----- EXERCISE MATERIAL -----

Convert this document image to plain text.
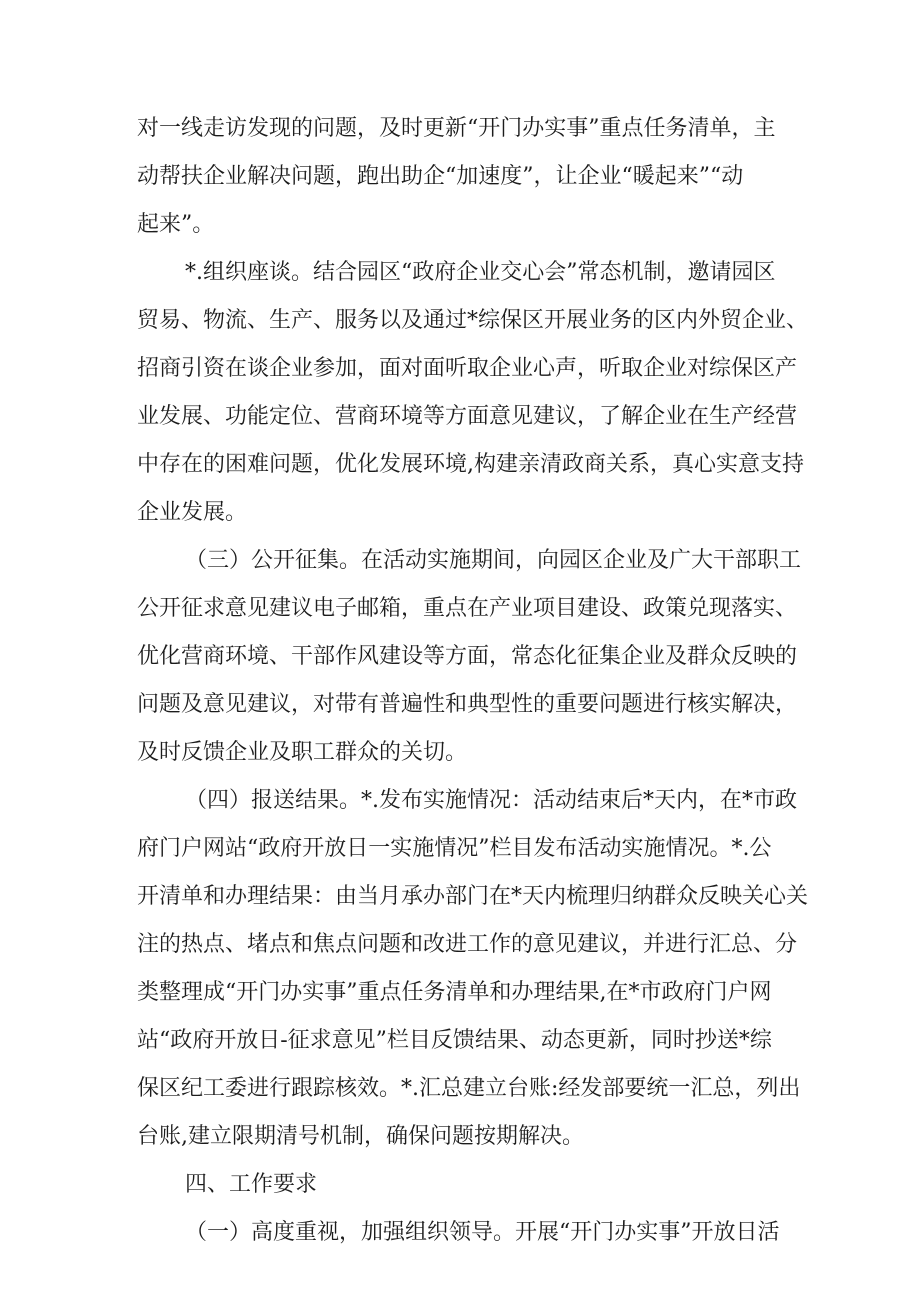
对一线走访发现的问题，及时更新“开门办实事”重点任务清单，主
动帮扶企业解决问题，跑出助企“加速度”，让企业“暖起来”“动
起来”。
*.组织座谈。结合园区“政府企业交心会”常态机制，邀请园区
贸易、物流、生产、服务以及通过*综保区开展业务的区内外贸企业、
招商引资在谈企业参加，面对面听取企业心声，听取企业对综保区产
业发展、功能定位、营商环境等方面意见建议，了解企业在生产经营
中存在的困难问题，优化发展环境,构建亲清政商关系，真心实意支持
企业发展。
（三）公开征集。在活动实施期间，向园区企业及广大干部职工
公开征求意见建议电子邮箱，重点在产业项目建设、政策兑现落实、
优化营商环境、干部作风建设等方面，常态化征集企业及群众反映的
问题及意见建议，对带有普遍性和典型性的重要问题进行核实解决，
及时反馈企业及职工群众的关切。
（四）报送结果。*.发布实施情况：活动结束后*天内，在*市政
府门户网站“政府开放日一实施情况”栏目发布活动实施情况。*.公
开清单和办理结果：由当月承办部门在*天内梳理归纳群众反映关心关
注的热点、堵点和焦点问题和改进工作的意见建议，并进行汇总、分
类整理成“开门办实事”重点任务清单和办理结果,在*市政府门户网
站“政府开放日-征求意见”栏目反馈结果、动态更新，同时抄送*综
保区纪工委进行跟踪核效。*.汇总建立台账:经发部要统一汇总，列出
台账,建立限期清号机制，确保问题按期解决。
四、工作要求
（一）高度重视，加强组织领导。开展“开门办实事”开放日活
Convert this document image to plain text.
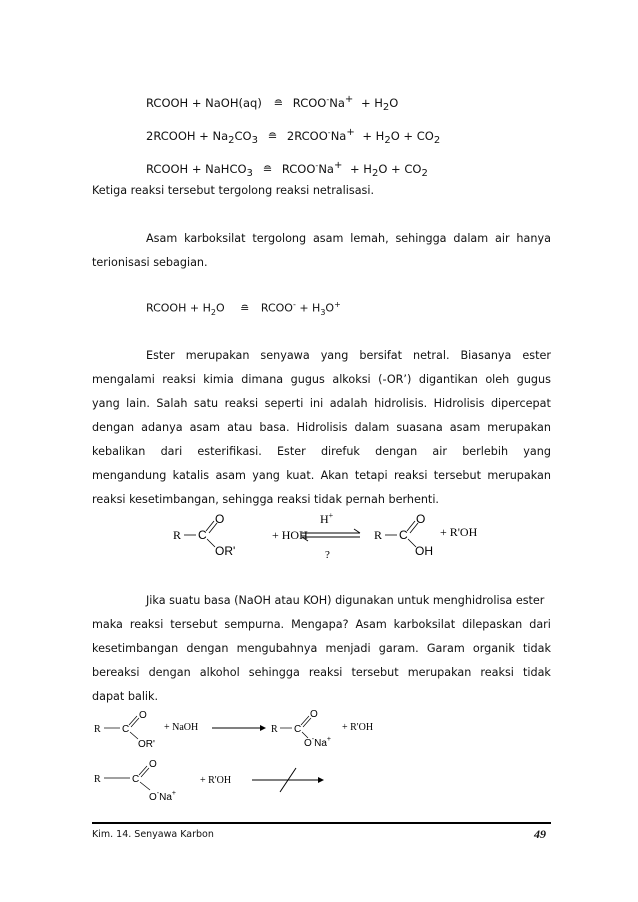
RCOOH + NaOH(aq) ≘ RCOO-Na+ + $H_2O$
2RCOOH + $Na_2CO_3$ ≘ 2RCOO-Na+ + $H_2O + CO_2$
RCOOH + NaHCO$_3$ ≘ RCOO-Na+ + $H_2O + CO_2$
Ketiga reaksi tersebut tergolong reaksi netralisasi.
Asam karboksilat tergolong asam lemah, sehingga dalam air hanya
terionisasi sebagian.
RCOOH + $H_2O$ ≘ RCOO- + $H_3O^+$
Ester merupakan senyawa yang bersifat netral. Biasanya ester
mengalami reaksi kimia dimana gugus alkoksi (-OR’) digantikan oleh gugus
yang lain. Salah satu reaksi seperti ini adalah hidrolisis. Hidrolisis dipercepat
dengan adanya asam atau basa. Hidrolisis dalam suasana asam merupakan
kebalikan dari esterifikasi. Ester direfuk dengan air berlebih yang
mengandung katalis asam yang kuat. Akan tetapi reaksi tersebut merupakan
reaksi kesetimbangan, sehingga reaksi tidak pernah berhenti.
R C
O
OR'
+ HOH
H+
?
R C
O
OH
+ R'OH
Jika suatu basa (NaOH atau KOH) digunakan untuk menghidrolisa ester
maka reaksi tersebut sempurna. Mengapa? Asam karboksilat dilepaskan dari
kesetimbangan dengan mengubahnya menjadi garam. Garam organik tidak
bereaksi dengan alkohol sehingga reaksi tersebut merupakan reaksi tidak
dapat balik.
R C
O
OR'
+ NaOH	R C
O
O-Na+
+ R'OH
R	C
O
O-Na+
+ R'OH
Kim. 14. Senyawa Karbon	49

-----

- [TASK BRIEF] From the records above, pull out each line that has "NaOH".

- [SOLUTION]
RCOOH + NaOH(aq) ≘ RCOO-Na+ + $H_2O$
Jika suatu basa (NaOH atau KOH) digunakan untuk menghidrolisa ester
+ NaOH	R C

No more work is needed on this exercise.